> [Excerpt]
%%

In addition to these recent legislative changes, the Florida Supreme Court on May 26, 2022 amended Florida Rule of Civil Procedure 1.442 regarding serving proposals for settlement. The rule amendment, effective July 1, 2022, provides that a proposal for settlement must exclude nonmonetary terms, with the exception of dismissal with prejudice and any other nonmonetary terms permitted by statute.

Provisions Relating to Roofs

Roof Deductibles

SB 2-D creates Florida Statute § 627.701(2)(c), permitting a carrier, with the approval of the Florida Office of Insurance Regulation, to offer special deductibles applying only to roof losses. SB 2-D creates Florida Statute § 627.701(4)(e)1 and 2 requiring mandatory language and disclosures on the declarations page for policies that contain deductibles applying only to roof losses.

SB 2-D creates Florida Statute § 627.701(10) addressing the mechanics of a roof deductible applying to losses other than losses from a hurricane. A separate roof deductible is permitted if the insured is given a premium credit or discount for the policy. If the separate roof deductible is offered by the carrier at the time of the initial issuance or renewal of the policy, the insured must sign a form approved by the Florida Office of Insurance Regulation in order to opt-out of the separate roof deductible.

%%

> [Set exercise A]
Answer these from the excerpt above:
(i) On what date did the Florida Supreme Court amend Florida Rule of Civil Procedure 1.442?
(ii) Which statute section permits a carrier to offer special deductibles applying only to roof losses?
(iii) What must the insured sign to opt out of a separate roof deductible offered at initial issuance or renewal?

> [Extracted entries]

%%

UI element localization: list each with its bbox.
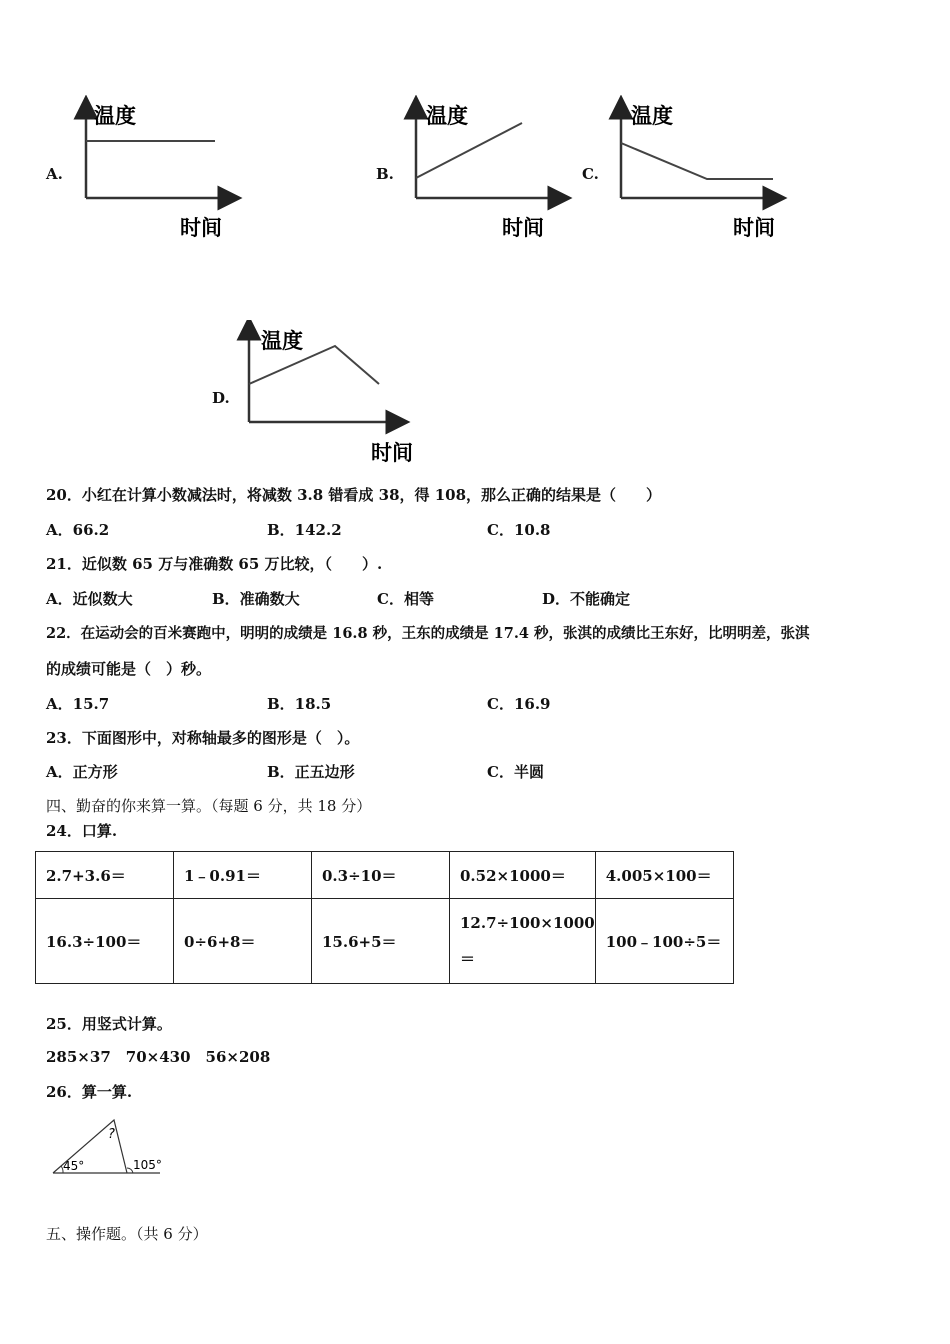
y-axis-label: 温度 xyxy=(426,104,468,128)
y-axis-label: 温度 xyxy=(94,104,136,128)
x-axis-label: 时间 xyxy=(180,216,222,240)
option-a-label: A. xyxy=(46,165,63,183)
q23-option-c: C．半圆 xyxy=(487,763,544,781)
graph-a xyxy=(70,95,250,245)
temperature-line xyxy=(416,123,522,178)
q23-option-a: A．正方形 xyxy=(46,763,118,781)
q22-option-a: A．15.7 xyxy=(46,695,110,713)
triangle-diagram xyxy=(45,1110,175,1185)
question-20: 20．小红在计算小数减法时，将减数 3.8 错看成 38，得 108，那么正确的结果是（ ） xyxy=(46,486,662,504)
table-cell xyxy=(450,899,596,984)
angle-label-right: 105° xyxy=(133,1158,162,1172)
graph-d xyxy=(235,320,415,470)
table-cell-text: 12.7÷100×1000＝ xyxy=(460,914,595,968)
question-23: 23．下面图形中，对称轴最多的图形是（ ）。 xyxy=(46,729,360,747)
table-cell: 0÷6+8＝ xyxy=(174,899,312,984)
section-5-title: 五、操作题。（共 6 分） xyxy=(46,1225,208,1243)
q22-option-c: C．16.9 xyxy=(487,695,551,713)
q23-option-b: B．正五边形 xyxy=(267,763,355,781)
q22-option-b: B．18.5 xyxy=(267,695,332,713)
q21-option-c: C．相等 xyxy=(377,590,434,608)
table-cell: 15.6+5＝ xyxy=(312,899,450,984)
unknown-angle-label: ? xyxy=(108,1127,115,1142)
q21-option-d: D．不能确定 xyxy=(542,590,631,608)
table-row xyxy=(36,852,734,899)
question-22-line1: 22．在运动会的百米赛跑中，明明的成绩是 16.8 秒，王东的成绩是 17.4 秒，张淇的成绩比王东好，比明明差，张淇 xyxy=(46,625,810,642)
graph-b xyxy=(400,95,580,245)
q21-option-b: B．准确数大 xyxy=(212,590,300,608)
x-axis-label: 时间 xyxy=(371,441,413,465)
question-26: 26．算一算. xyxy=(46,1083,133,1101)
table-cell: 2.7+3.6＝ xyxy=(36,852,174,899)
option-c-label: C. xyxy=(582,165,599,183)
x-axis-label: 时间 xyxy=(502,216,544,240)
y-axis-label: 温度 xyxy=(261,329,303,353)
question-24: 24．口算. xyxy=(46,822,118,840)
option-b-label: B. xyxy=(376,165,394,183)
graph-c xyxy=(605,95,790,245)
q25-problems: 285×37 70×430 56×208 xyxy=(46,1048,271,1066)
option-d-label: D. xyxy=(212,389,230,407)
question-25: 25．用竖式计算。 xyxy=(46,1015,172,1033)
table-row xyxy=(36,899,734,984)
table-cell: 100﹣100÷5＝ xyxy=(595,899,733,984)
angle-label-left: 45° xyxy=(63,1159,85,1173)
q20-option-c: C．10.8 xyxy=(487,521,551,539)
y-axis-label: 温度 xyxy=(631,104,673,128)
q20-option-b: B．142.2 xyxy=(267,521,342,539)
table-cell: 1﹣0.91＝ xyxy=(174,852,312,899)
question-22-line2: 的成绩可能是（ ）秒。 xyxy=(46,660,212,678)
table-cell: 16.3÷100＝ xyxy=(36,899,174,984)
q21-option-a: A．近似数大 xyxy=(46,590,133,608)
question-21: 21．近似数 65 万与准确数 65 万比较，（ ）. xyxy=(46,555,383,573)
q20-option-a: A．66.2 xyxy=(46,521,110,539)
table-cell: 0.3÷10＝ xyxy=(312,852,450,899)
x-axis-label: 时间 xyxy=(733,216,775,240)
table-cell: 4.005×100＝ xyxy=(595,852,733,899)
section-4-title: 四、勤奋的你来算一算。（每题 6 分，共 18 分） xyxy=(46,797,372,815)
temperature-line xyxy=(621,143,773,179)
table-cell: 0.52×1000＝ xyxy=(450,852,596,899)
mental-math-table xyxy=(35,851,734,984)
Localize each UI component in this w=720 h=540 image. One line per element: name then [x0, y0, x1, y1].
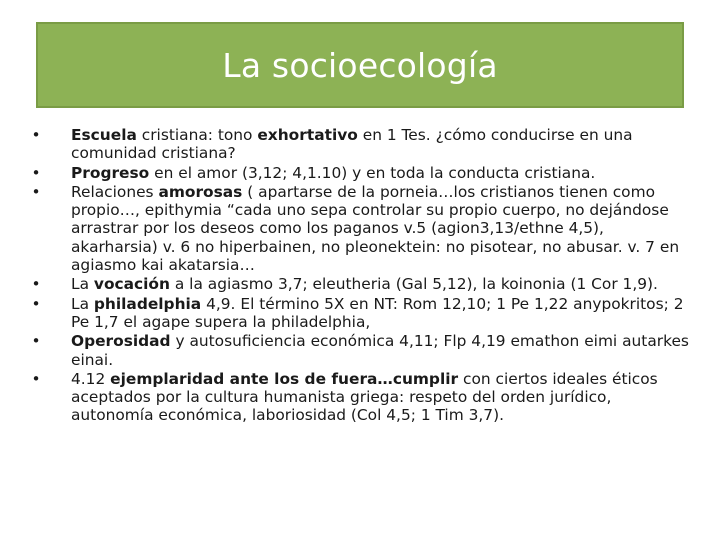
bullet-item	[30, 275, 690, 293]
bullet-text: La	[71, 275, 94, 294]
bullet-text-bold: Progreso	[71, 163, 150, 182]
bullet-dot: •	[31, 294, 41, 313]
bullet-text: ( apartarse de la porneia…los cristianos tienen como propio…, epithymia “cada uno sepa controlar su propio cuerpo, no dejándose arrastrar por los deseos como los paganos v.5 (agion3,13/ethne 4,5), akarharsia) v. 6 no hiperbainen, no pleonektein: no pisotear, no abusar. v. 7 en agiasmo kai akatarsia…	[71, 182, 680, 275]
bullet-text-bold: exhortativo	[257, 126, 358, 144]
bullet-text: 4,9. El término 5X en NT: Rom 12,10; 1 Pe 1,22 anypokritos; 2 Pe 1,7 el agape supera la philadelphia,	[71, 294, 684, 331]
bullet-dot: •	[31, 126, 41, 144]
bullet-item	[30, 126, 690, 163]
bullet-list	[30, 126, 690, 426]
bullet-text: con ciertos ideales éticos aceptados por la cultura humanista griega: respeto del orden jurídico, autonomía económica, laboriosidad (Col 4,5; 1 Tim 3,7).	[71, 369, 658, 425]
bullet-text-bold: philadelphia	[93, 294, 202, 313]
bullet-item	[30, 295, 690, 332]
bullet-dot: •	[31, 332, 41, 351]
bullet-item	[30, 183, 690, 274]
bullet-dot: •	[31, 275, 41, 294]
bullet-item	[30, 164, 690, 182]
bullet-text: en 1 Tes. ¿cómo conducirse en una comunidad cristiana?	[71, 126, 633, 163]
bullet-text: Relaciones	[71, 182, 159, 201]
bullet-text-bold: vocación	[93, 275, 170, 294]
bullet-item	[30, 332, 690, 369]
bullet-text: 4.12	[71, 369, 111, 388]
bullet-item	[30, 370, 690, 425]
bullet-dot: •	[31, 182, 41, 201]
bullet-text-bold: ejemplaridad ante los de fuera…cumplir	[110, 369, 459, 388]
bullet-dot: •	[31, 163, 41, 182]
bullet-text: La	[71, 294, 94, 313]
bullet-text: en el amor (3,12; 4,1.10) y en toda la conducta cristiana.	[149, 163, 596, 182]
bullet-text: y autosuficiencia económica 4,11; Flp 4,19 emathon eimi autarkes einai.	[71, 332, 689, 369]
bullet-dot: •	[31, 369, 41, 388]
bullet-text-bold: amorosas	[158, 182, 243, 201]
slide-title: La socioecología	[222, 45, 498, 85]
bullet-text: cristiana: tono	[136, 126, 258, 144]
title-banner	[36, 22, 684, 108]
bullet-text-bold: Escuela	[71, 126, 137, 144]
bullet-text: a la agiasmo 3,7; eleutheria (Gal 5,12), la koinonia (1 Cor 1,9).	[169, 275, 658, 294]
bullet-text-bold: Operosidad	[71, 332, 171, 351]
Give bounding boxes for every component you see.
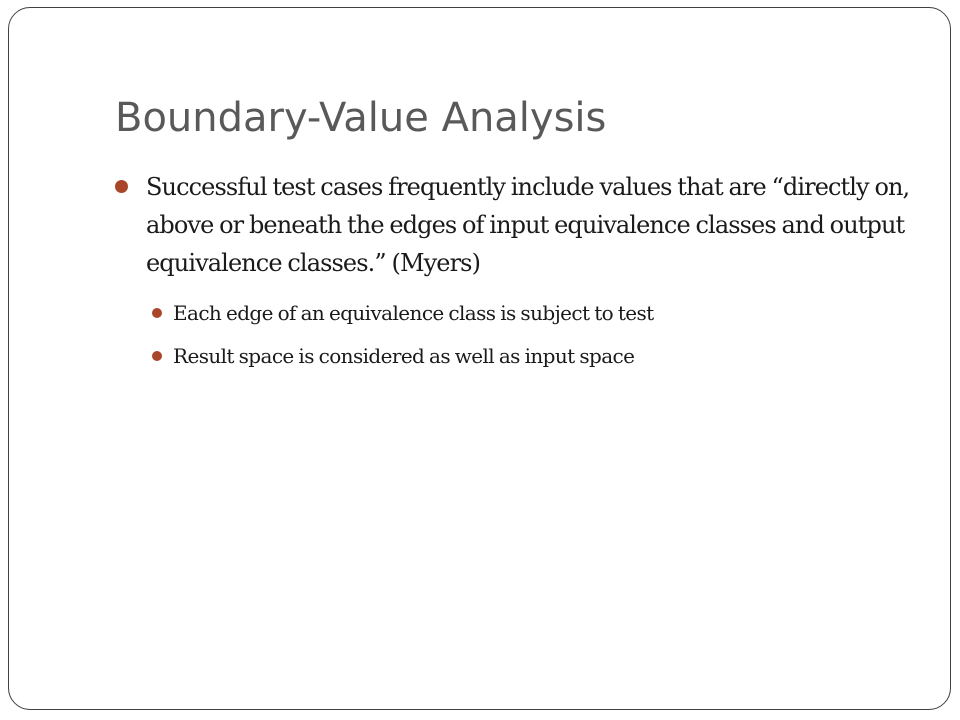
sub-bullet-text: Result space is considered as well as input space (173, 344, 635, 368)
sub-bullet-dot-icon (152, 308, 162, 318)
slide-body (115, 168, 915, 384)
sub-bullet-item (115, 341, 915, 371)
slide-frame (8, 7, 951, 710)
sub-bullet-text: Each edge of an equivalence class is subject to test (173, 301, 654, 325)
bullet-dot-icon (115, 180, 128, 193)
bullet-text: Successful test cases frequently include values that are “directly on, above or beneath the edges of input equivalence classes and output equivalence classes.” (Myers) (146, 173, 910, 277)
sub-bullet-list (115, 298, 915, 371)
bullet-item (115, 168, 915, 282)
sub-bullet-item (115, 298, 915, 328)
sub-bullet-dot-icon (152, 351, 162, 361)
slide-title: Boundary-Value Analysis (115, 95, 607, 141)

%%

> [Set exercise B] In the listing, start at the line that has "y-axis-label: 温度 xyxy=(426,104,468,128)" and end with the line that has "graph-d xyxy=(235,320,415,470)". Rewrite those lines with "temperature-line" changed to "temperature-curve" and everything else left as is.

> [Answer A]
(i) May 26, 2022
(ii) Florida Statute § 627.701(2)(c)
(iii) A form approved by the Florida Office of Insurance Regulation

> [Answer B]
y-axis-label: 温度 xyxy=(426,104,468,128)
y-axis-label: 温度 xyxy=(94,104,136,128)
x-axis-label: 时间 xyxy=(180,216,222,240)
option-a-label: A. xyxy=(46,165,63,183)
q23-option-c: C．半圆 xyxy=(487,763,544,781)
graph-a xyxy=(70,95,250,245)
temperature-curve xyxy=(416,123,522,178)
q23-option-a: A．正方形 xyxy=(46,763,118,781)
q22-option-a: A．15.7 xyxy=(46,695,110,713)
triangle-diagram xyxy=(45,1110,175,1185)
question-20: 20．小红在计算小数减法时，将减数 3.8 错看成 38，得 108，那么正确的结果是（ ） xyxy=(46,486,662,504)
table-cell xyxy=(450,899,596,984)
angle-label-right: 105° xyxy=(133,1158,162,1172)
graph-d xyxy=(235,320,415,470)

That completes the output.